# Records supplied

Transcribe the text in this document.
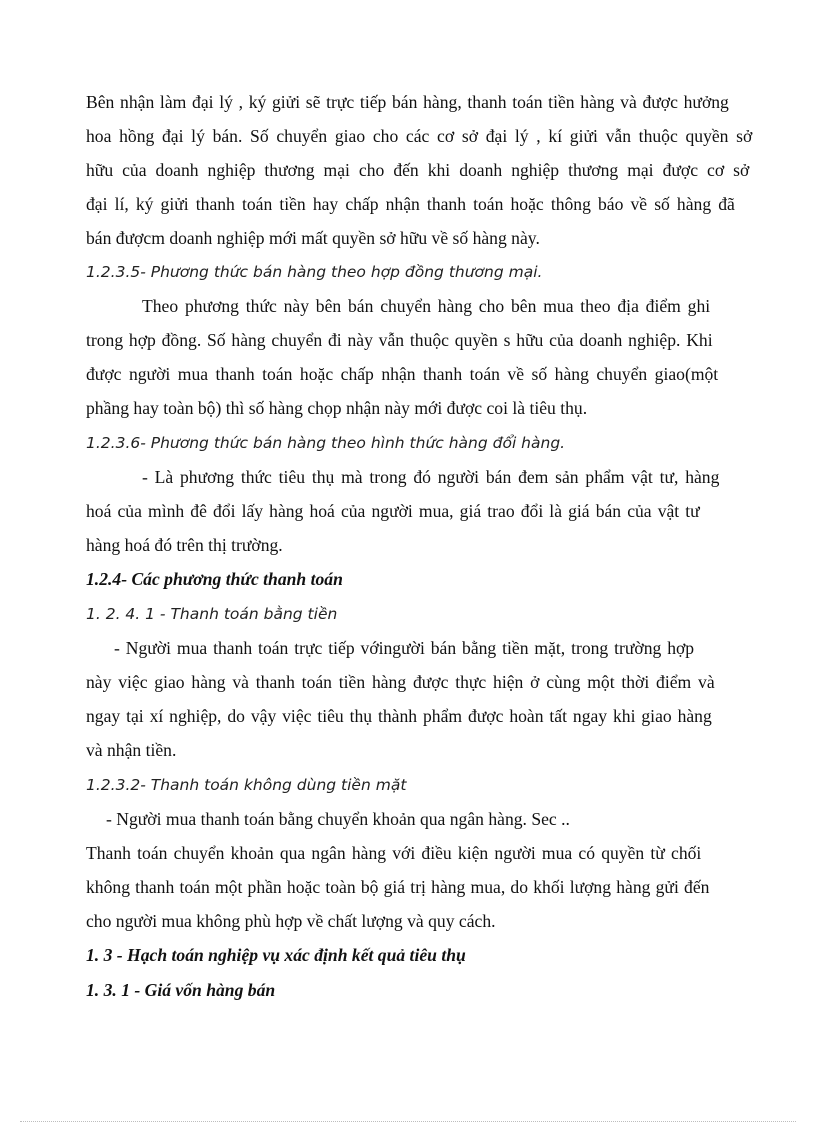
Bên nhận làm đại lý , ký giửi sẽ trực tiếp bán hàng, thanh toán tiền hàng và được hưởng
hoa hồng đại lý bán. Số chuyển giao cho các cơ sở đại lý , kí giửi vẫn thuộc quyền sở
hữu của doanh nghiệp thương mại cho đến khi doanh nghiệp thương mại được cơ sở
đại lí, ký giửi thanh toán tiền hay chấp nhận thanh toán hoặc thông báo về số hàng đã
bán đượcm doanh nghiệp mới mất quyền sở hữu về số hàng này.
1.2.3.5- Phương thức bán hàng theo hợp đồng thương mại.
Theo phương thức này bên bán chuyển hàng cho bên mua theo địa điểm ghi
trong hợp đồng. Số hàng chuyển đi này vẫn thuộc quyền s hữu của doanh nghiệp. Khi
được người mua thanh toán hoặc chấp nhận thanh toán về số hàng chuyển giao(một
phầng hay toàn bộ) thì số hàng chọp nhận này mới được coi là tiêu thụ.
1.2.3.6- Phương thức bán hàng theo hình thức hàng đổi hàng.
- Là phương thức tiêu thụ mà trong đó người bán đem sản phẩm vật tư, hàng
hoá của mình đê đổi lấy hàng hoá của người mua, giá trao đổi là giá bán của vật tư
hàng hoá đó trên thị trường.
1.2.4- Các phương thức thanh toán
1. 2. 4. 1 - Thanh toán bằng tiền
- Người mua thanh toán trực tiếp vớingười bán bằng tiền mặt, trong trường hợp
này việc giao hàng và thanh toán tiền hàng được thực hiện ở cùng một thời điểm và
ngay tại xí nghiệp, do vậy việc tiêu thụ thành phẩm được hoàn tất ngay khi giao hàng
và nhận tiền.
1.2.3.2- Thanh toán không dùng tiền mặt
- Người mua thanh toán bằng chuyển khoản qua ngân hàng. Sec ..
Thanh toán chuyển khoản qua ngân hàng với điều kiện người mua có quyền từ chối
không thanh toán một phần hoặc toàn bộ giá trị hàng mua, do khối lượng hàng gửi đến
cho người mua không phù hợp về chất lượng và quy cách.
1. 3 - Hạch toán nghiệp vụ xác định kết quả tiêu thụ
1. 3. 1 - Giá vốn hàng bán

# Exercise
Your task is to repeat the data above exactly while excluding the pictures.

# Task answer
Transcribe the text in this document.
Bên nhận làm đại lý , ký giửi sẽ trực tiếp bán hàng, thanh toán tiền hàng và được hưởng
hoa hồng đại lý bán. Số chuyển giao cho các cơ sở đại lý , kí giửi vẫn thuộc quyền sở
hữu của doanh nghiệp thương mại cho đến khi doanh nghiệp thương mại được cơ sở
đại lí, ký giửi thanh toán tiền hay chấp nhận thanh toán hoặc thông báo về số hàng đã
bán đượcm doanh nghiệp mới mất quyền sở hữu về số hàng này.
1.2.3.5- Phương thức bán hàng theo hợp đồng thương mại.
Theo phương thức này bên bán chuyển hàng cho bên mua theo địa điểm ghi
trong hợp đồng. Số hàng chuyển đi này vẫn thuộc quyền s hữu của doanh nghiệp. Khi
được người mua thanh toán hoặc chấp nhận thanh toán về số hàng chuyển giao(một
phầng hay toàn bộ) thì số hàng chọp nhận này mới được coi là tiêu thụ.
1.2.3.6- Phương thức bán hàng theo hình thức hàng đổi hàng.
- Là phương thức tiêu thụ mà trong đó người bán đem sản phẩm vật tư, hàng
hoá của mình đê đổi lấy hàng hoá của người mua, giá trao đổi là giá bán của vật tư
hàng hoá đó trên thị trường.
1.2.4- Các phương thức thanh toán
1. 2. 4. 1 - Thanh toán bằng tiền
- Người mua thanh toán trực tiếp vớingười bán bằng tiền mặt, trong trường hợp
này việc giao hàng và thanh toán tiền hàng được thực hiện ở cùng một thời điểm và
ngay tại xí nghiệp, do vậy việc tiêu thụ thành phẩm được hoàn tất ngay khi giao hàng
và nhận tiền.
1.2.3.2- Thanh toán không dùng tiền mặt
- Người mua thanh toán bằng chuyển khoản qua ngân hàng. Sec ..
Thanh toán chuyển khoản qua ngân hàng với điều kiện người mua có quyền từ chối
không thanh toán một phần hoặc toàn bộ giá trị hàng mua, do khối lượng hàng gửi đến
cho người mua không phù hợp về chất lượng và quy cách.
1. 3 - Hạch toán nghiệp vụ xác định kết quả tiêu thụ
1. 3. 1 - Giá vốn hàng bán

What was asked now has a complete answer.